STATED EXERCISE: Select the lines below containing the word "dash".

--- --- ---

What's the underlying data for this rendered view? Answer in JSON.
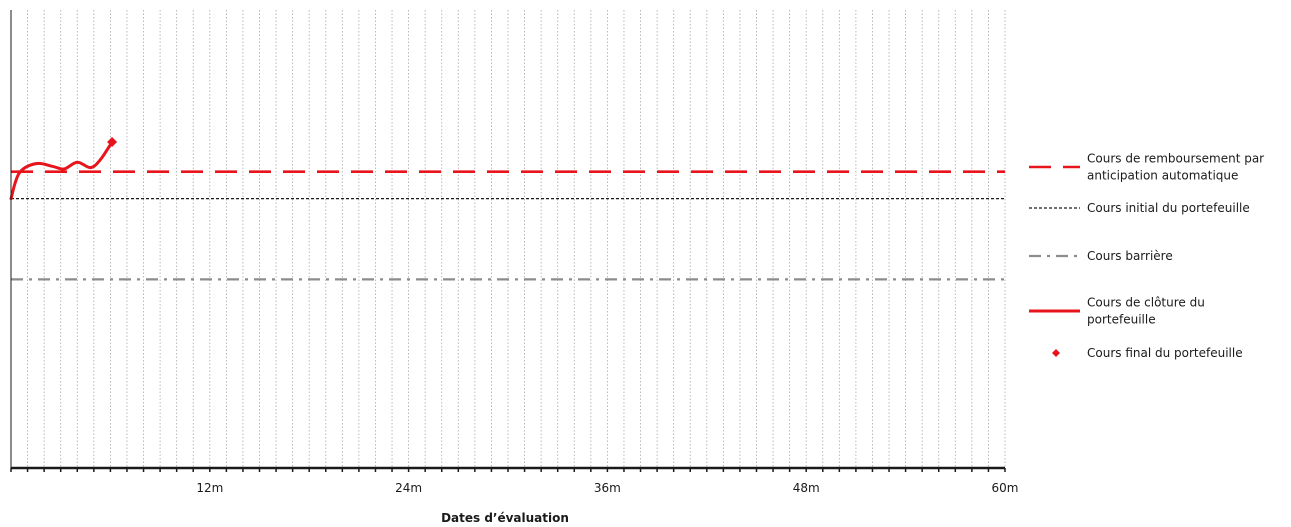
{
  "chart_data": {
    "type": "line",
    "xlabel": "Dates d’évaluation",
    "ylabel": "",
    "x_ticks": [
      {
        "value": 12,
        "label": "12m"
      },
      {
        "value": 24,
        "label": "24m"
      },
      {
        "value": 36,
        "label": "36m"
      },
      {
        "value": 48,
        "label": "48m"
      },
      {
        "value": 60,
        "label": "60m"
      }
    ],
    "xlim": [
      0,
      60
    ],
    "ylim": [
      0,
      1.7
    ],
    "grid": "vertical dotted monthly",
    "legend_position": "right",
    "series": [
      {
        "name": "Cours de remboursement par anticipation automatique",
        "style": "long-dash",
        "color": "#e8141c",
        "constant": 1.1
      },
      {
        "name": "Cours initial du portefeuille",
        "style": "short-dash",
        "color": "#1a1a1a",
        "constant": 1.0
      },
      {
        "name": "Cours barrière",
        "style": "dash-dot",
        "color": "#8c8c8c",
        "constant": 0.7
      },
      {
        "name": "Cours de clôture du portefeuille",
        "style": "solid",
        "color": "#e8141c",
        "x": [
          0,
          0.5,
          1.5,
          2.5,
          3.2,
          4,
          4.8,
          5.4,
          6.1
        ],
        "y": [
          1.0,
          1.095,
          1.13,
          1.12,
          1.11,
          1.135,
          1.115,
          1.145,
          1.21
        ]
      },
      {
        "name": "Cours final du portefeuille",
        "style": "marker-diamond",
        "color": "#e8141c",
        "x": [
          6.1
        ],
        "y": [
          1.21
        ]
      }
    ],
    "legend": [
      {
        "lines": [
          "Cours de remboursement par",
          "anticipation automatique"
        ]
      },
      {
        "lines": [
          "Cours initial du portefeuille"
        ]
      },
      {
        "lines": [
          "Cours barrière"
        ]
      },
      {
        "lines": [
          "Cours de clôture du",
          "portefeuille"
        ]
      },
      {
        "lines": [
          "Cours final du portefeuille"
        ]
      }
    ]
  }
}
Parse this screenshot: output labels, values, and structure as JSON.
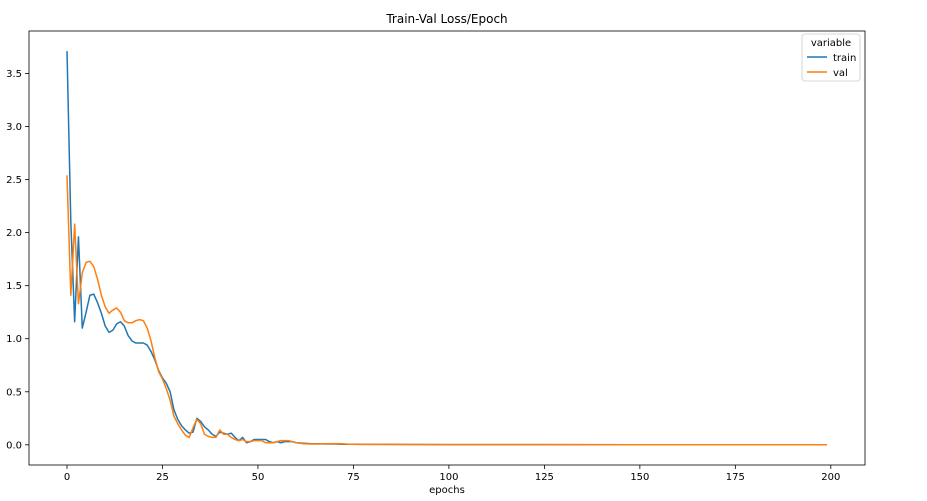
{
  "chart_data": {
    "type": "line",
    "title": "Train-Val Loss/Epoch",
    "xlabel": "epochs",
    "ylabel": "",
    "xlim": [
      -9.95,
      208.95
    ],
    "ylim": [
      -0.19,
      3.9
    ],
    "xticks": [
      0,
      25,
      50,
      75,
      100,
      125,
      150,
      175,
      200
    ],
    "yticks": [
      0.0,
      0.5,
      1.0,
      1.5,
      2.0,
      2.5,
      3.0,
      3.5
    ],
    "ytick_labels": [
      "0.0",
      "0.5",
      "1.0",
      "1.5",
      "2.0",
      "2.5",
      "3.0",
      "3.5"
    ],
    "grid": false,
    "legend": {
      "title": "variable",
      "position": "top-right"
    },
    "series": [
      {
        "name": "train",
        "color": "#1f77b4",
        "points": [
          [
            0,
            3.71
          ],
          [
            1,
            2.1
          ],
          [
            2,
            1.16
          ],
          [
            3,
            1.96
          ],
          [
            4,
            1.1
          ],
          [
            5,
            1.25
          ],
          [
            6,
            1.41
          ],
          [
            7,
            1.42
          ],
          [
            8,
            1.34
          ],
          [
            9,
            1.24
          ],
          [
            10,
            1.12
          ],
          [
            11,
            1.06
          ],
          [
            12,
            1.08
          ],
          [
            13,
            1.14
          ],
          [
            14,
            1.16
          ],
          [
            15,
            1.12
          ],
          [
            16,
            1.03
          ],
          [
            17,
            0.98
          ],
          [
            18,
            0.96
          ],
          [
            19,
            0.96
          ],
          [
            20,
            0.96
          ],
          [
            21,
            0.94
          ],
          [
            22,
            0.88
          ],
          [
            23,
            0.8
          ],
          [
            24,
            0.7
          ],
          [
            25,
            0.63
          ],
          [
            26,
            0.58
          ],
          [
            27,
            0.5
          ],
          [
            28,
            0.33
          ],
          [
            29,
            0.24
          ],
          [
            30,
            0.18
          ],
          [
            31,
            0.14
          ],
          [
            32,
            0.11
          ],
          [
            33,
            0.12
          ],
          [
            34,
            0.25
          ],
          [
            35,
            0.22
          ],
          [
            36,
            0.17
          ],
          [
            37,
            0.14
          ],
          [
            38,
            0.1
          ],
          [
            39,
            0.08
          ],
          [
            40,
            0.12
          ],
          [
            41,
            0.11
          ],
          [
            42,
            0.1
          ],
          [
            43,
            0.11
          ],
          [
            44,
            0.07
          ],
          [
            45,
            0.04
          ],
          [
            46,
            0.07
          ],
          [
            47,
            0.02
          ],
          [
            48,
            0.03
          ],
          [
            49,
            0.05
          ],
          [
            50,
            0.05
          ],
          [
            51,
            0.05
          ],
          [
            52,
            0.05
          ],
          [
            53,
            0.03
          ],
          [
            54,
            0.02
          ],
          [
            55,
            0.03
          ],
          [
            56,
            0.02
          ],
          [
            57,
            0.03
          ],
          [
            58,
            0.03
          ],
          [
            59,
            0.03
          ],
          [
            60,
            0.02
          ],
          [
            62,
            0.015
          ],
          [
            64,
            0.01
          ],
          [
            66,
            0.01
          ],
          [
            68,
            0.008
          ],
          [
            70,
            0.008
          ],
          [
            72,
            0.006
          ],
          [
            75,
            0.005
          ],
          [
            80,
            0.004
          ],
          [
            90,
            0.003
          ],
          [
            100,
            0.002
          ],
          [
            125,
            0.002
          ],
          [
            150,
            0.001
          ],
          [
            175,
            0.001
          ],
          [
            199,
            0.001
          ]
        ]
      },
      {
        "name": "val",
        "color": "#ff7f0e",
        "points": [
          [
            0,
            2.54
          ],
          [
            1,
            1.41
          ],
          [
            2,
            2.08
          ],
          [
            3,
            1.33
          ],
          [
            4,
            1.62
          ],
          [
            5,
            1.72
          ],
          [
            6,
            1.73
          ],
          [
            7,
            1.68
          ],
          [
            8,
            1.56
          ],
          [
            9,
            1.41
          ],
          [
            10,
            1.3
          ],
          [
            11,
            1.24
          ],
          [
            12,
            1.27
          ],
          [
            13,
            1.29
          ],
          [
            14,
            1.25
          ],
          [
            15,
            1.17
          ],
          [
            16,
            1.15
          ],
          [
            17,
            1.15
          ],
          [
            18,
            1.17
          ],
          [
            19,
            1.18
          ],
          [
            20,
            1.17
          ],
          [
            21,
            1.1
          ],
          [
            22,
            0.98
          ],
          [
            23,
            0.82
          ],
          [
            24,
            0.69
          ],
          [
            25,
            0.62
          ],
          [
            26,
            0.53
          ],
          [
            27,
            0.42
          ],
          [
            28,
            0.27
          ],
          [
            29,
            0.2
          ],
          [
            30,
            0.14
          ],
          [
            31,
            0.09
          ],
          [
            32,
            0.07
          ],
          [
            33,
            0.16
          ],
          [
            34,
            0.24
          ],
          [
            35,
            0.2
          ],
          [
            36,
            0.1
          ],
          [
            37,
            0.08
          ],
          [
            38,
            0.07
          ],
          [
            39,
            0.07
          ],
          [
            40,
            0.14
          ],
          [
            41,
            0.1
          ],
          [
            42,
            0.1
          ],
          [
            43,
            0.07
          ],
          [
            44,
            0.05
          ],
          [
            45,
            0.04
          ],
          [
            46,
            0.05
          ],
          [
            47,
            0.03
          ],
          [
            48,
            0.03
          ],
          [
            49,
            0.04
          ],
          [
            50,
            0.04
          ],
          [
            51,
            0.04
          ],
          [
            52,
            0.02
          ],
          [
            53,
            0.02
          ],
          [
            54,
            0.02
          ],
          [
            55,
            0.03
          ],
          [
            56,
            0.04
          ],
          [
            57,
            0.04
          ],
          [
            58,
            0.04
          ],
          [
            59,
            0.03
          ],
          [
            60,
            0.02
          ],
          [
            62,
            0.01
          ],
          [
            64,
            0.008
          ],
          [
            66,
            0.008
          ],
          [
            68,
            0.01
          ],
          [
            70,
            0.012
          ],
          [
            72,
            0.01
          ],
          [
            74,
            0.005
          ],
          [
            76,
            0.004
          ],
          [
            80,
            0.004
          ],
          [
            90,
            0.003
          ],
          [
            100,
            0.002
          ],
          [
            125,
            0.002
          ],
          [
            150,
            0.001
          ],
          [
            175,
            0.001
          ],
          [
            199,
            0.001
          ]
        ]
      }
    ]
  }
}
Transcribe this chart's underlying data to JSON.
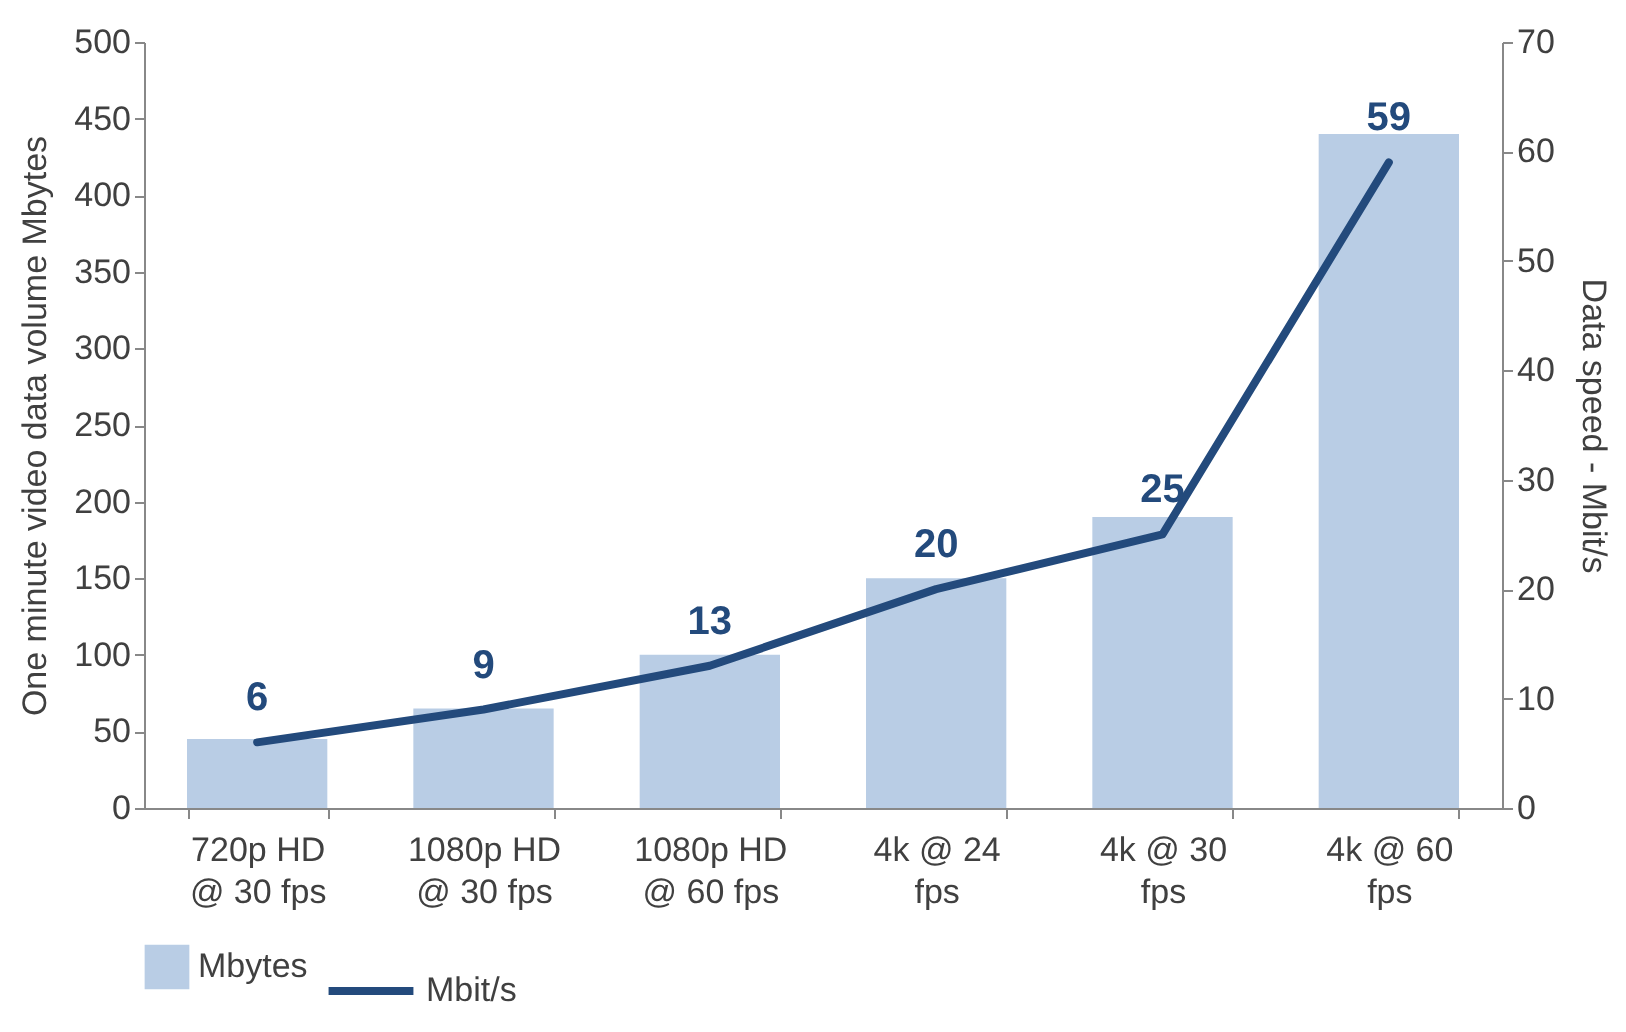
{
  "chart_data": {
    "type": "bar",
    "ylabel": "One minute video data volume Mbytes",
    "y2label": "Data speed - Mbit/s",
    "categories": [
      "720p HD @ 30 fps",
      "1080p HD @ 30 fps",
      "1080p HD @ 60 fps",
      "4k @ 24 fps",
      "4k @ 30 fps",
      "4k @ 60 fps"
    ],
    "series": [
      {
        "name": "Mbytes",
        "color": "#b9cde5",
        "values": [
          45,
          65,
          100,
          150,
          190,
          440
        ]
      },
      {
        "name": "Mbit/s",
        "type": "line",
        "axis": "y2",
        "color": "#234a7c",
        "values": [
          6,
          9,
          13,
          20,
          25,
          59
        ],
        "data_labels": true
      }
    ],
    "ylim": [
      0,
      500
    ],
    "yticks": [
      0,
      50,
      100,
      150,
      200,
      250,
      300,
      350,
      400,
      450,
      500
    ],
    "y2lim": [
      0,
      70
    ],
    "y2ticks": [
      0,
      10,
      20,
      30,
      40,
      50,
      60,
      70
    ],
    "grid": false,
    "legend": "bottom"
  }
}
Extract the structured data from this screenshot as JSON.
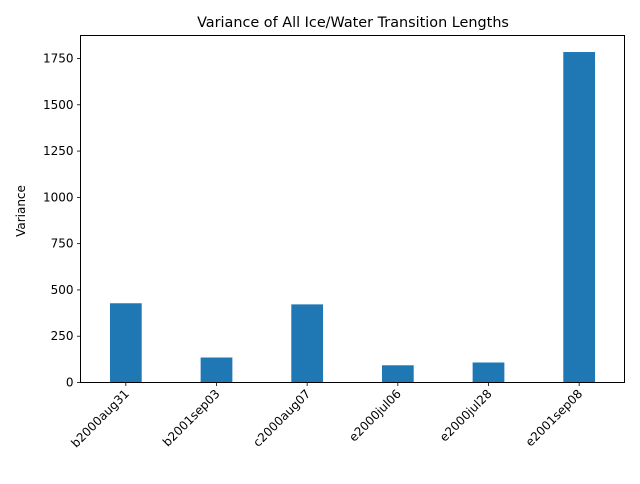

--- --- ---

CORRECT ANSWER:
        "style": "long-dash",
        "style": "short-dash",
        "style": "dash-dot",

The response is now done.